_Exercise objective:_
Copy each of the following items line for line, without changing a single character.
+++ Dataset
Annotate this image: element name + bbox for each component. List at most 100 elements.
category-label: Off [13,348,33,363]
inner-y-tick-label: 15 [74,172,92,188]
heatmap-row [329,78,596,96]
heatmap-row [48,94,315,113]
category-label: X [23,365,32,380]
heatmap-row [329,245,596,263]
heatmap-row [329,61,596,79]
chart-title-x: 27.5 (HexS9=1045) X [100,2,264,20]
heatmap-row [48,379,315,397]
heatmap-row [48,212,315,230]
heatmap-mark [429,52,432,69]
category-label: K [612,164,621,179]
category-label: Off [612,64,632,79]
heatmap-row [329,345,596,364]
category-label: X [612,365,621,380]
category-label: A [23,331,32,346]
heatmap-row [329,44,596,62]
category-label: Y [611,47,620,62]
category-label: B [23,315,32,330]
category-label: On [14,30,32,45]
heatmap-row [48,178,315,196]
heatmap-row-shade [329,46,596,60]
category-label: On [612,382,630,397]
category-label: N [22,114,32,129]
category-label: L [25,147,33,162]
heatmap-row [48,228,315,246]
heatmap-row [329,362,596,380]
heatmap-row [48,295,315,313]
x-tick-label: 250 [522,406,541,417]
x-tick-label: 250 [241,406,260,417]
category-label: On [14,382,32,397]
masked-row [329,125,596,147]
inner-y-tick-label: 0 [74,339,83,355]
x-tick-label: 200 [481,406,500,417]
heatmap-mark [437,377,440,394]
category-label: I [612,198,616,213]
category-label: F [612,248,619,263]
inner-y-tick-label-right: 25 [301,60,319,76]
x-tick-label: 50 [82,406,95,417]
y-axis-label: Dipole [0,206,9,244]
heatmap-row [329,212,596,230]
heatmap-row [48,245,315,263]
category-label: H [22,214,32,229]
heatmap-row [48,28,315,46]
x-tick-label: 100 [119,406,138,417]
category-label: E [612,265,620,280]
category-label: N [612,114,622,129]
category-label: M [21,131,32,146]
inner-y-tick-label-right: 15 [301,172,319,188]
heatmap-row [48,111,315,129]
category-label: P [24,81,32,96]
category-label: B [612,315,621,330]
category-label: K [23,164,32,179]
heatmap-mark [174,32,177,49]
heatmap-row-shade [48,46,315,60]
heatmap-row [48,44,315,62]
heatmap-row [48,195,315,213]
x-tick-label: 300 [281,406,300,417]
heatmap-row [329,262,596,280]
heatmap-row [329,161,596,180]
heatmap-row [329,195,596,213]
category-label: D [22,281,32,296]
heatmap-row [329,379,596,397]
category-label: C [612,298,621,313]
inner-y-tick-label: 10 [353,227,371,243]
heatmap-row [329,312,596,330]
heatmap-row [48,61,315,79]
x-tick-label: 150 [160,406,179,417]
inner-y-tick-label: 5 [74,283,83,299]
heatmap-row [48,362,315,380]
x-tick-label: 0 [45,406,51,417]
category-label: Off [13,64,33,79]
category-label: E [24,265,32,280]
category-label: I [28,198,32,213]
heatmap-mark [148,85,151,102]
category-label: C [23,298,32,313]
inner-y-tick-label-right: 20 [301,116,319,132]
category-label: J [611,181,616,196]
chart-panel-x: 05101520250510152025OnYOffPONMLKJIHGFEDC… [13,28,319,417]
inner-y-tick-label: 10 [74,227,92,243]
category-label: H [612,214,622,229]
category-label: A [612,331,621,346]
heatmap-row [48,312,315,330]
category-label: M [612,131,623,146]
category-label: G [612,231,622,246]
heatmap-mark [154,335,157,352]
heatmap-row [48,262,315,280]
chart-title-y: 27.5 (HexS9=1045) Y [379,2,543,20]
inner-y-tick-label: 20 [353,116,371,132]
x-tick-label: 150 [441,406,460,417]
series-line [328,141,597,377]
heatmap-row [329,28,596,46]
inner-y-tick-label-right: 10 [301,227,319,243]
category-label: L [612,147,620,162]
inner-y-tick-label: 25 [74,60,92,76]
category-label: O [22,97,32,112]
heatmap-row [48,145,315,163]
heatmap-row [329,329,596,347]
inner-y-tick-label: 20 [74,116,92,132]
++++++
_Complete response:_
Annotate this image: element name + bbox for each component. List at most 100 elements.
category-label: Off [13,348,33,363]
inner-y-tick-label: 15 [74,172,92,188]
heatmap-row [329,78,596,96]
heatmap-row [48,94,315,113]
category-label: X [23,365,32,380]
heatmap-row [329,245,596,263]
heatmap-row [329,61,596,79]
chart-title-x: 27.5 (HexS9=1045) X [100,2,264,20]
heatmap-row [48,379,315,397]
heatmap-row [48,212,315,230]
heatmap-mark [429,52,432,69]
category-label: K [612,164,621,179]
category-label: Off [612,64,632,79]
heatmap-row [329,345,596,364]
category-label: X [612,365,621,380]
category-label: A [23,331,32,346]
heatmap-row [329,44,596,62]
category-label: Y [611,47,620,62]
category-label: B [23,315,32,330]
category-label: On [14,30,32,45]
heatmap-row [48,178,315,196]
heatmap-row-shade [329,46,596,60]
category-label: On [612,382,630,397]
category-label: N [22,114,32,129]
category-label: L [25,147,33,162]
heatmap-row [48,228,315,246]
heatmap-row [329,362,596,380]
heatmap-row [48,295,315,313]
x-tick-label: 250 [522,406,541,417]
x-tick-label: 250 [241,406,260,417]
category-label: On [14,382,32,397]
masked-row [329,125,596,147]
inner-y-tick-label: 0 [74,339,83,355]
x-tick-label: 200 [481,406,500,417]
heatmap-mark [437,377,440,394]
category-label: I [612,198,616,213]
category-label: F [612,248,619,263]
inner-y-tick-label-right: 25 [301,60,319,76]
x-tick-label: 50 [82,406,95,417]
y-axis-label: Dipole [0,206,9,244]
heatmap-row [329,212,596,230]
heatmap-row [48,245,315,263]
category-label: H [22,214,32,229]
heatmap-row [48,28,315,46]
x-tick-label: 100 [119,406,138,417]
category-label: E [612,265,620,280]
category-label: N [612,114,622,129]
category-label: M [21,131,32,146]
inner-y-tick-label-right: 15 [301,172,319,188]
heatmap-row [48,111,315,129]
category-label: P [24,81,32,96]
category-label: B [612,315,621,330]
category-label: K [23,164,32,179]
heatmap-mark [174,32,177,49]
heatmap-row-shade [48,46,315,60]
heatmap-row [48,44,315,62]
heatmap-row [48,195,315,213]
x-tick-label: 300 [281,406,300,417]
heatmap-row [329,262,596,280]
heatmap-row [329,161,596,180]
heatmap-row [329,195,596,213]
category-label: D [22,281,32,296]
heatmap-row [329,379,596,397]
category-label: C [612,298,621,313]
inner-y-tick-label: 10 [353,227,371,243]
heatmap-row [329,312,596,330]
heatmap-row [48,61,315,79]
x-tick-label: 150 [160,406,179,417]
inner-y-tick-label: 5 [74,283,83,299]
heatmap-row [48,362,315,380]
x-tick-label: 0 [45,406,51,417]
category-label: Off [13,64,33,79]
category-label: E [24,265,32,280]
category-label: I [28,198,32,213]
heatmap-mark [148,85,151,102]
category-label: C [23,298,32,313]
inner-y-tick-label-right: 20 [301,116,319,132]
category-label: J [611,181,616,196]
chart-panel-x: 05101520250510152025OnYOffPONMLKJIHGFEDC… [13,28,319,417]
inner-y-tick-label: 10 [74,227,92,243]
category-label: H [612,214,622,229]
category-label: A [612,331,621,346]
heatmap-row [48,312,315,330]
category-label: M [612,131,623,146]
category-label: G [612,231,622,246]
heatmap-mark [154,335,157,352]
heatmap-row [48,262,315,280]
chart-title-y: 27.5 (HexS9=1045) Y [379,2,543,20]
inner-y-tick-label: 20 [353,116,371,132]
x-tick-label: 150 [441,406,460,417]
series-line [328,141,597,377]
heatmap-row [329,28,596,46]
inner-y-tick-label-right: 10 [301,227,319,243]
category-label: L [612,147,620,162]
inner-y-tick-label: 25 [74,60,92,76]
category-label: O [22,97,32,112]
heatmap-row [48,145,315,163]
heatmap-row [329,329,596,347]
inner-y-tick-label: 20 [74,116,92,132]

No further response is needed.